The problem >> Write out every line of the material exactly as it appears.

---- Data shown

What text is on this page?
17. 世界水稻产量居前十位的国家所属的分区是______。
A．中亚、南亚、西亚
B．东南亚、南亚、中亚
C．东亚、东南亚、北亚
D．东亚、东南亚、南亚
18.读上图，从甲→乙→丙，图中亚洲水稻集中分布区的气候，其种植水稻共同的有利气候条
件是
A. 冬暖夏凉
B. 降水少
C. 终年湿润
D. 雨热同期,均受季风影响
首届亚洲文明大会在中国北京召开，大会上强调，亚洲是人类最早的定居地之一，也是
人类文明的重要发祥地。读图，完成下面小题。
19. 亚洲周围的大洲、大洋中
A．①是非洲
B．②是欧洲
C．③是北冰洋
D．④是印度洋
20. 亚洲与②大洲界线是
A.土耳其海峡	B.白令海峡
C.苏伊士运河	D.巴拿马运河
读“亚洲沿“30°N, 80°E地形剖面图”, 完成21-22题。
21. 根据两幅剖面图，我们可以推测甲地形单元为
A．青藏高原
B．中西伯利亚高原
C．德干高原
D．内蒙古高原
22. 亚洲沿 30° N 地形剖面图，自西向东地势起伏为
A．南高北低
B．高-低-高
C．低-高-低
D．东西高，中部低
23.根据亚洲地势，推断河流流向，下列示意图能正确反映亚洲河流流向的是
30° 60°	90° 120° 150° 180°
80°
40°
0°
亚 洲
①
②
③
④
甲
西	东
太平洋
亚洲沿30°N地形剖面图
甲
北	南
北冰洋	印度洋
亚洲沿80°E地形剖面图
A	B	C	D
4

--------

Result below >>
What text is on this page?
17. 世界水稻产量居前十位的国家所属的分区是______。
A．中亚、南亚、西亚
B．东南亚、南亚、中亚
C．东亚、东南亚、北亚
D．东亚、东南亚、南亚
18.读上图，从甲→乙→丙，图中亚洲水稻集中分布区的气候，其种植水稻共同的有利气候条
件是
A. 冬暖夏凉
B. 降水少
C. 终年湿润
D. 雨热同期,均受季风影响
首届亚洲文明大会在中国北京召开，大会上强调，亚洲是人类最早的定居地之一，也是
人类文明的重要发祥地。读图，完成下面小题。
19. 亚洲周围的大洲、大洋中
A．①是非洲
B．②是欧洲
C．③是北冰洋
D．④是印度洋
20. 亚洲与②大洲界线是
A.土耳其海峡	B.白令海峡
C.苏伊士运河	D.巴拿马运河
读“亚洲沿“30°N, 80°E地形剖面图”, 完成21-22题。
21. 根据两幅剖面图，我们可以推测甲地形单元为
A．青藏高原
B．中西伯利亚高原
C．德干高原
D．内蒙古高原
22. 亚洲沿 30° N 地形剖面图，自西向东地势起伏为
A．南高北低
B．高-低-高
C．低-高-低
D．东西高，中部低
23.根据亚洲地势，推断河流流向，下列示意图能正确反映亚洲河流流向的是
30° 60°	90° 120° 150° 180°
80°
40°
0°
亚 洲
①
②
③
④
甲
西	东
太平洋
亚洲沿30°N地形剖面图
甲
北	南
北冰洋	印度洋
亚洲沿80°E地形剖面图
A	B	C	D
4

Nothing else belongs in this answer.